* WRITTEN PROBLEM:
Write out all of the entries exactly, please.
· · ·
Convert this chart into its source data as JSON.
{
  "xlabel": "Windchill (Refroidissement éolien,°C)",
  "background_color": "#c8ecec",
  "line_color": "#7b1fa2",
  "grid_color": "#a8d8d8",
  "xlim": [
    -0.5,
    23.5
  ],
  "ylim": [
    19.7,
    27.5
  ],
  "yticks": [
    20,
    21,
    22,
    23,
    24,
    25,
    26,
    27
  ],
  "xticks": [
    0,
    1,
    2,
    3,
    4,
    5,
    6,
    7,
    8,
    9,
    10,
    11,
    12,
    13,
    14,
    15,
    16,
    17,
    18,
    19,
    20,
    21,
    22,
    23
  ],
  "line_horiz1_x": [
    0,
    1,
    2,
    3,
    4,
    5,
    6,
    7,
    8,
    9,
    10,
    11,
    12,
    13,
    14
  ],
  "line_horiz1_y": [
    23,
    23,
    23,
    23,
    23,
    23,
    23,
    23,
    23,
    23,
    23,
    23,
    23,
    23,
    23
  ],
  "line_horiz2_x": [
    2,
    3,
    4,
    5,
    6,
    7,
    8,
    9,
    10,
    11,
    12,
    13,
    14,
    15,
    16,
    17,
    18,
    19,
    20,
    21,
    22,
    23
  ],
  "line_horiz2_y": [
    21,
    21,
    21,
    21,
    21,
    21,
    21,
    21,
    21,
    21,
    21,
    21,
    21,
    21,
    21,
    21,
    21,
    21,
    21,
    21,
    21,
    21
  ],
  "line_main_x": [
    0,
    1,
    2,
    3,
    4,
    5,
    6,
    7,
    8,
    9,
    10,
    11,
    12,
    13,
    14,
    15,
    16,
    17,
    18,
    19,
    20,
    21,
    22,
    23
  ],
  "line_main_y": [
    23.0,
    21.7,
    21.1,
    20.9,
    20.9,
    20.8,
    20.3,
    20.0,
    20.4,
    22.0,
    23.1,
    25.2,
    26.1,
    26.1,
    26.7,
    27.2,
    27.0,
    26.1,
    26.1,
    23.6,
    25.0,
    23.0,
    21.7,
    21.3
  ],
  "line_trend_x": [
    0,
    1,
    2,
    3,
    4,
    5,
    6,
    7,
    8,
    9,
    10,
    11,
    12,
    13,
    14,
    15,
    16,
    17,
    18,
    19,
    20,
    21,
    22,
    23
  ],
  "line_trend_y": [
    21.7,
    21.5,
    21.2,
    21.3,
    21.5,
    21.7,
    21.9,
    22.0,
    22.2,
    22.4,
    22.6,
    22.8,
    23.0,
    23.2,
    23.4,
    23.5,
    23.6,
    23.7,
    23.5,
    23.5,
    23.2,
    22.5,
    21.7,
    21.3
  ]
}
· · ·
* OUTPUT OF THE EXERCISE:
Convert this chart into its source data as JSON.
{
  "xlabel": "Windchill (Refroidissement éolien,°C)",
  "background_color": "#c8ecec",
  "line_color": "#7b1fa2",
  "grid_color": "#a8d8d8",
  "xlim": [
    -0.5,
    23.5
  ],
  "ylim": [
    19.7,
    27.5
  ],
  "yticks": [
    20,
    21,
    22,
    23,
    24,
    25,
    26,
    27
  ],
  "xticks": [
    0,
    1,
    2,
    3,
    4,
    5,
    6,
    7,
    8,
    9,
    10,
    11,
    12,
    13,
    14,
    15,
    16,
    17,
    18,
    19,
    20,
    21,
    22,
    23
  ],
  "line_horiz1_x": [
    0,
    1,
    2,
    3,
    4,
    5,
    6,
    7,
    8,
    9,
    10,
    11,
    12,
    13,
    14
  ],
  "line_horiz1_y": [
    23,
    23,
    23,
    23,
    23,
    23,
    23,
    23,
    23,
    23,
    23,
    23,
    23,
    23,
    23
  ],
  "line_horiz2_x": [
    2,
    3,
    4,
    5,
    6,
    7,
    8,
    9,
    10,
    11,
    12,
    13,
    14,
    15,
    16,
    17,
    18,
    19,
    20,
    21,
    22,
    23
  ],
  "line_horiz2_y": [
    21,
    21,
    21,
    21,
    21,
    21,
    21,
    21,
    21,
    21,
    21,
    21,
    21,
    21,
    21,
    21,
    21,
    21,
    21,
    21,
    21,
    21
  ],
  "line_main_x": [
    0,
    1,
    2,
    3,
    4,
    5,
    6,
    7,
    8,
    9,
    10,
    11,
    12,
    13,
    14,
    15,
    16,
    17,
    18,
    19,
    20,
    21,
    22,
    23
  ],
  "line_main_y": [
    23.0,
    21.7,
    21.1,
    20.9,
    20.9,
    20.8,
    20.3,
    20.0,
    20.4,
    22.0,
    23.1,
    25.2,
    26.1,
    26.1,
    26.7,
    27.2,
    27.0,
    26.1,
    26.1,
    23.6,
    25.0,
    23.0,
    21.7,
    21.3
  ],
  "line_trend_x": [
    0,
    1,
    2,
    3,
    4,
    5,
    6,
    7,
    8,
    9,
    10,
    11,
    12,
    13,
    14,
    15,
    16,
    17,
    18,
    19,
    20,
    21,
    22,
    23
  ],
  "line_trend_y": [
    21.7,
    21.5,
    21.2,
    21.3,
    21.5,
    21.7,
    21.9,
    22.0,
    22.2,
    22.4,
    22.6,
    22.8,
    23.0,
    23.2,
    23.4,
    23.5,
    23.6,
    23.7,
    23.5,
    23.5,
    23.2,
    22.5,
    21.7,
    21.3
  ]
}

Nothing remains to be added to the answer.